• WORK INSTRUCTIONS
Restate the listing below word for word, omitting any images.

Stored dataset items

[START]

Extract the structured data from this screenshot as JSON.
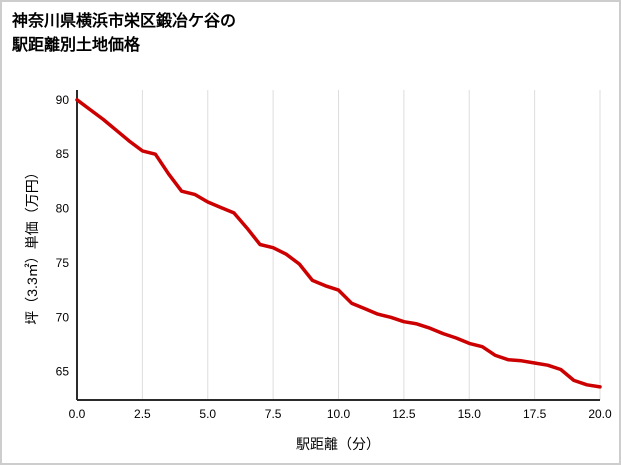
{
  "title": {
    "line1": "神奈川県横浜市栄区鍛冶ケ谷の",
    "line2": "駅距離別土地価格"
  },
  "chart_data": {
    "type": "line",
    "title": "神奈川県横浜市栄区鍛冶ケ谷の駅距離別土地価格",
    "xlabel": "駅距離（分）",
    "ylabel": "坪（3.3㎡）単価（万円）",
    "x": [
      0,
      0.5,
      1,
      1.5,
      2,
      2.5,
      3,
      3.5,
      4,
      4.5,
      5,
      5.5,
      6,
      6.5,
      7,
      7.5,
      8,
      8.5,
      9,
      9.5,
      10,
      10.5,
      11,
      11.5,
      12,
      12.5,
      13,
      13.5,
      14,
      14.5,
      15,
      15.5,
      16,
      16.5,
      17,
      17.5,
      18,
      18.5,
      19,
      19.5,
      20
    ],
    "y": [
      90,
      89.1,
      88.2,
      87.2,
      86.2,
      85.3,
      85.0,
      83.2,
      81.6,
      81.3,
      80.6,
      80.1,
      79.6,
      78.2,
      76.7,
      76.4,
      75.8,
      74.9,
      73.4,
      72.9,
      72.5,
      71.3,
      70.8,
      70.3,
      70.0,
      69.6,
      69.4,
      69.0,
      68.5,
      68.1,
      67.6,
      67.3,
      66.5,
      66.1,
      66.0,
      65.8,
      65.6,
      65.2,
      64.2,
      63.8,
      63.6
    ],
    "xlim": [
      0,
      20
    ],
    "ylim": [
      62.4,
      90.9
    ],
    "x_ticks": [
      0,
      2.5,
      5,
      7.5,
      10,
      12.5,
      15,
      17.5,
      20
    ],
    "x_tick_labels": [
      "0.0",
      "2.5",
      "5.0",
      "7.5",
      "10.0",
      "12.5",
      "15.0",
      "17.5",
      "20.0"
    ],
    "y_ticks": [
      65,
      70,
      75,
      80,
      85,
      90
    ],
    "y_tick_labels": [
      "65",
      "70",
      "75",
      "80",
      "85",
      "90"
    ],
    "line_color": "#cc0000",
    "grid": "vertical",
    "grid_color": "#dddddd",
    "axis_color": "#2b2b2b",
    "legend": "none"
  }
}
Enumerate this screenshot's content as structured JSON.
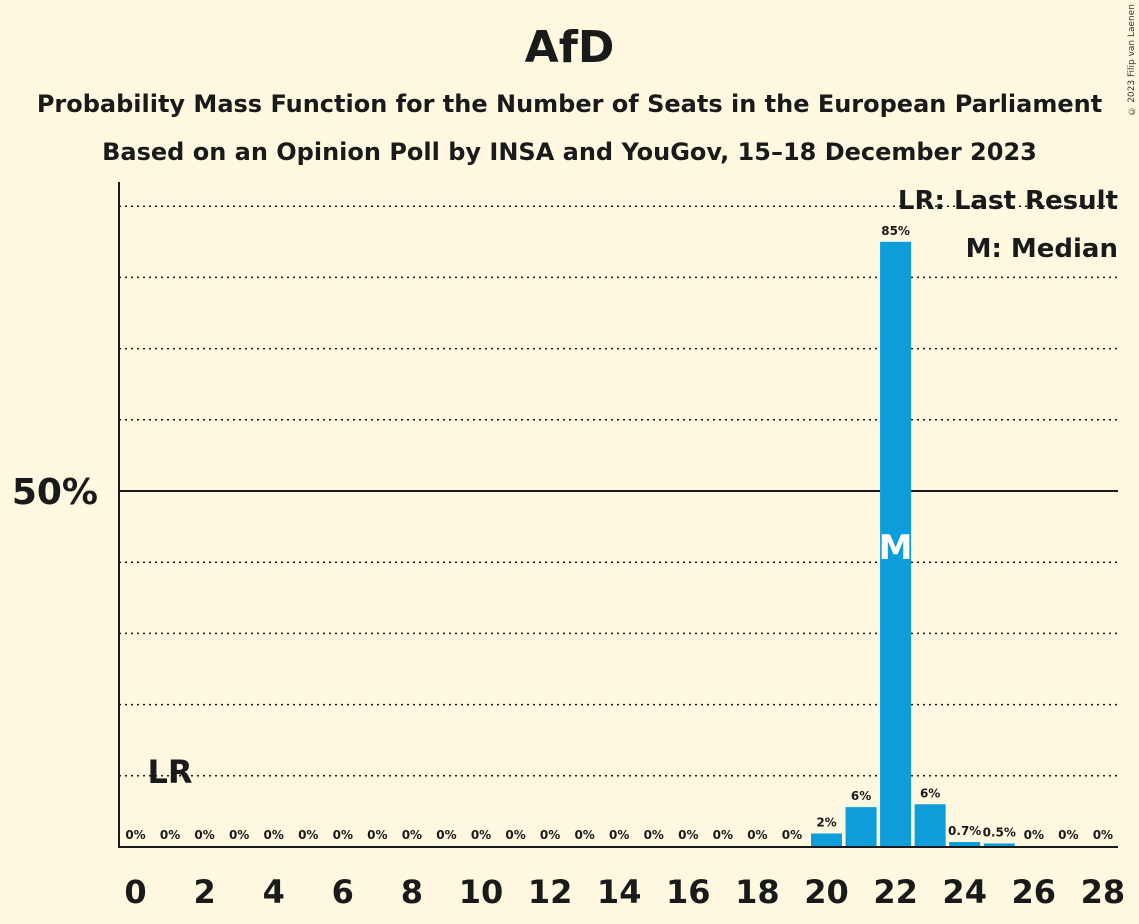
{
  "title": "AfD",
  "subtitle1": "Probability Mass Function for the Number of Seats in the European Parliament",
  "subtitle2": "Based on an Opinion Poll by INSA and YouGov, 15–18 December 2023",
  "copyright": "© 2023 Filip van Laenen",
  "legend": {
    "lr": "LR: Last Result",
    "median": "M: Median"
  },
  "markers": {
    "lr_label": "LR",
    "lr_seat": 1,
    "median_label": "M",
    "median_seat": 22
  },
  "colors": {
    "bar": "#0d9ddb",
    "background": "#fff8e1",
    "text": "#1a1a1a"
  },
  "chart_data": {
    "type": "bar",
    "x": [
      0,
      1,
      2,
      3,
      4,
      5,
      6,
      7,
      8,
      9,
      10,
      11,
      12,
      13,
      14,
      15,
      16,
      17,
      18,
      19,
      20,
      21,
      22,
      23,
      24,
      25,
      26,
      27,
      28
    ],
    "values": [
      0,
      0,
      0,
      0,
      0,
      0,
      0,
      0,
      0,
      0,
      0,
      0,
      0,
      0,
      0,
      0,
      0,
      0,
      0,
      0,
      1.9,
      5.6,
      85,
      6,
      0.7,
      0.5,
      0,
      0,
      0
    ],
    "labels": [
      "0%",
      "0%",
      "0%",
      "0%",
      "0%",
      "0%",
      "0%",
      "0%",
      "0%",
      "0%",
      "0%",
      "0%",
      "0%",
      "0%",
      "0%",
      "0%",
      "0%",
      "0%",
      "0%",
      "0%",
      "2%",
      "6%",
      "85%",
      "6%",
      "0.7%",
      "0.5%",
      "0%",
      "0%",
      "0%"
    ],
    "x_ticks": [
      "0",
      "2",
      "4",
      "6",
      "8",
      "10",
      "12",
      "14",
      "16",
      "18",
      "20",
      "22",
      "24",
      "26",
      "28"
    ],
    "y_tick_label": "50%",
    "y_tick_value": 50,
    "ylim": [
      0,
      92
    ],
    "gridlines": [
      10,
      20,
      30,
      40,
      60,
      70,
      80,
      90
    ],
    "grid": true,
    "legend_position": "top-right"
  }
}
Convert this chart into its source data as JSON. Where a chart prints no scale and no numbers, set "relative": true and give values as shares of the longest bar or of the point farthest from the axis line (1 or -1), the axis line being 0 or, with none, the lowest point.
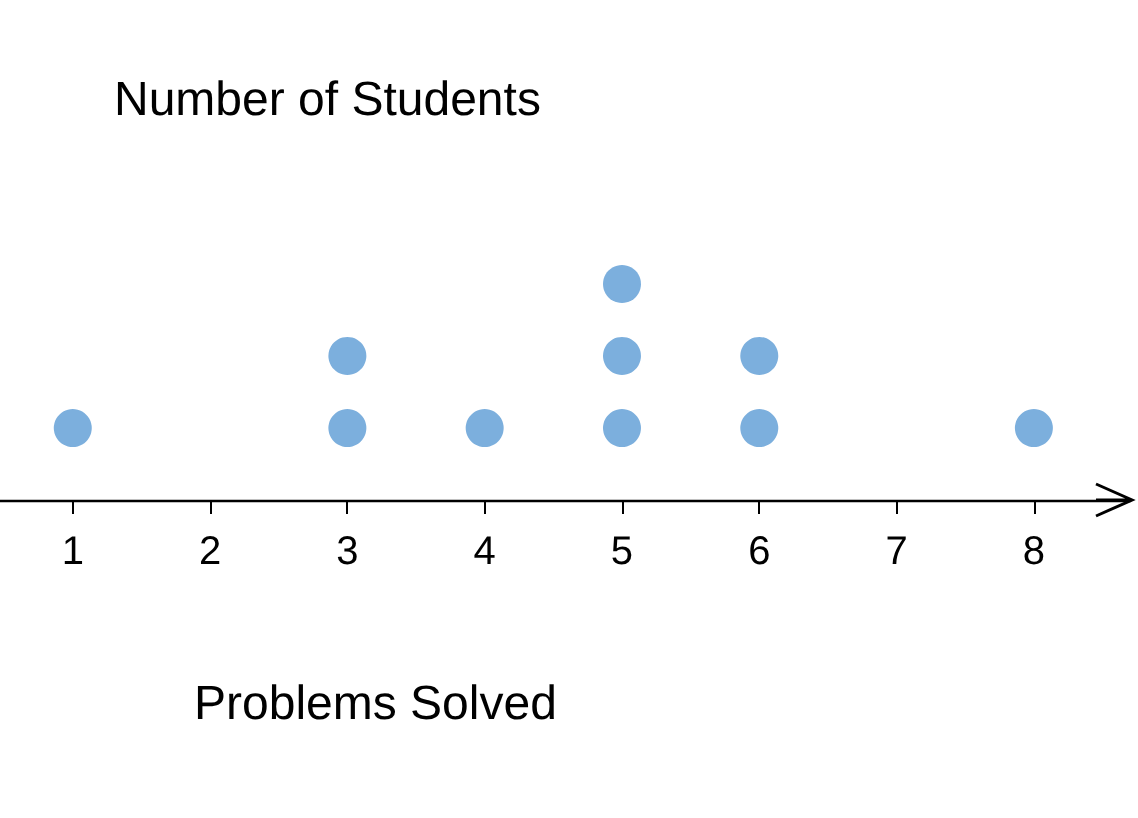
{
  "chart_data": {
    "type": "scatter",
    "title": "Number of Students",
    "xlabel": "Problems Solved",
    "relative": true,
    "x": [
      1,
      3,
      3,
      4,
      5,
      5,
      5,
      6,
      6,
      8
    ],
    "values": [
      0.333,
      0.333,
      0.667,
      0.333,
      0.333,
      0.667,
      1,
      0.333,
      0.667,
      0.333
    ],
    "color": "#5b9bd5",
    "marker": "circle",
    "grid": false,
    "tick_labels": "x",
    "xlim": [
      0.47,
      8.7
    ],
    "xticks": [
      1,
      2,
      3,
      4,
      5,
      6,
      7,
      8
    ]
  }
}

[END]

• CORRECT OUTPUT
Extract the structured data from this screenshot as JSON.
{
  "title": {
    "line1": "神奈川県横浜市栄区鍛冶ケ谷の",
    "line2": "駅距離別土地価格"
  },
  "chart_data": {
    "type": "line",
    "title": "神奈川県横浜市栄区鍛冶ケ谷の駅距離別土地価格",
    "xlabel": "駅距離（分）",
    "ylabel": "坪（3.3㎡）単価（万円）",
    "x": [
      0,
      0.5,
      1,
      1.5,
      2,
      2.5,
      3,
      3.5,
      4,
      4.5,
      5,
      5.5,
      6,
      6.5,
      7,
      7.5,
      8,
      8.5,
      9,
      9.5,
      10,
      10.5,
      11,
      11.5,
      12,
      12.5,
      13,
      13.5,
      14,
      14.5,
      15,
      15.5,
      16,
      16.5,
      17,
      17.5,
      18,
      18.5,
      19,
      19.5,
      20
    ],
    "y": [
      90,
      89.1,
      88.2,
      87.2,
      86.2,
      85.3,
      85.0,
      83.2,
      81.6,
      81.3,
      80.6,
      80.1,
      79.6,
      78.2,
      76.7,
      76.4,
      75.8,
      74.9,
      73.4,
      72.9,
      72.5,
      71.3,
      70.8,
      70.3,
      70.0,
      69.6,
      69.4,
      69.0,
      68.5,
      68.1,
      67.6,
      67.3,
      66.5,
      66.1,
      66.0,
      65.8,
      65.6,
      65.2,
      64.2,
      63.8,
      63.6
    ],
    "xlim": [
      0,
      20
    ],
    "ylim": [
      62.4,
      90.9
    ],
    "x_ticks": [
      0,
      2.5,
      5,
      7.5,
      10,
      12.5,
      15,
      17.5,
      20
    ],
    "x_tick_labels": [
      "0.0",
      "2.5",
      "5.0",
      "7.5",
      "10.0",
      "12.5",
      "15.0",
      "17.5",
      "20.0"
    ],
    "y_ticks": [
      65,
      70,
      75,
      80,
      85,
      90
    ],
    "y_tick_labels": [
      "65",
      "70",
      "75",
      "80",
      "85",
      "90"
    ],
    "line_color": "#cc0000",
    "grid": "vertical",
    "grid_color": "#dddddd",
    "axis_color": "#2b2b2b",
    "legend": "none"
  }
}
Enumerate this screenshot's content as structured JSON.
{
  "title": "AfD",
  "subtitle1": "Probability Mass Function for the Number of Seats in the European Parliament",
  "subtitle2": "Based on an Opinion Poll by INSA and YouGov, 15–18 December 2023",
  "copyright": "© 2023 Filip van Laenen",
  "legend": {
    "lr": "LR: Last Result",
    "median": "M: Median"
  },
  "markers": {
    "lr_label": "LR",
    "lr_seat": 1,
    "median_label": "M",
    "median_seat": 22
  },
  "colors": {
    "bar": "#0d9ddb",
    "background": "#fff8e1",
    "text": "#1a1a1a"
  },
  "chart_data": {
    "type": "bar",
    "x": [
      0,
      1,
      2,
      3,
      4,
      5,
      6,
      7,
      8,
      9,
      10,
      11,
      12,
      13,
      14,
      15,
      16,
      17,
      18,
      19,
      20,
      21,
      22,
      23,
      24,
      25,
      26,
      27,
      28
    ],
    "values": [
      0,
      0,
      0,
      0,
      0,
      0,
      0,
      0,
      0,
      0,
      0,
      0,
      0,
      0,
      0,
      0,
      0,
      0,
      0,
      0,
      1.9,
      5.6,
      85,
      6,
      0.7,
      0.5,
      0,
      0,
      0
    ],
    "labels": [
      "0%",
      "0%",
      "0%",
      "0%",
      "0%",
      "0%",
      "0%",
      "0%",
      "0%",
      "0%",
      "0%",
      "0%",
      "0%",
      "0%",
      "0%",
      "0%",
      "0%",
      "0%",
      "0%",
      "0%",
      "2%",
      "6%",
      "85%",
      "6%",
      "0.7%",
      "0.5%",
      "0%",
      "0%",
      "0%"
    ],
    "x_ticks": [
      "0",
      "2",
      "4",
      "6",
      "8",
      "10",
      "12",
      "14",
      "16",
      "18",
      "20",
      "22",
      "24",
      "26",
      "28"
    ],
    "y_tick_label": "50%",
    "y_tick_value": 50,
    "ylim": [
      0,
      92
    ],
    "gridlines": [
      10,
      20,
      30,
      40,
      60,
      70,
      80,
      90
    ],
    "grid": true,
    "legend_position": "top-right"
  }
}
Convert this chart into its source data as JSON. Where a chart prints no scale and no numbers, set "relative": true and give values as shares of the longest bar or of the point farthest from the axis line (1 or -1), the axis line being 0 or, with none, the lowest point.
{
  "chart_data": {
    "type": "scatter",
    "title": "Number of Students",
    "xlabel": "Problems Solved",
    "relative": true,
    "x": [
      1,
      3,
      3,
      4,
      5,
      5,
      5,
      6,
      6,
      8
    ],
    "values": [
      0.333,
      0.333,
      0.667,
      0.333,
      0.333,
      0.667,
      1,
      0.333,
      0.667,
      0.333
    ],
    "color": "#5b9bd5",
    "marker": "circle",
    "grid": false,
    "tick_labels": "x",
    "xlim": [
      0.47,
      8.7
    ],
    "xticks": [
      1,
      2,
      3,
      4,
      5,
      6,
      7,
      8
    ]
  }
}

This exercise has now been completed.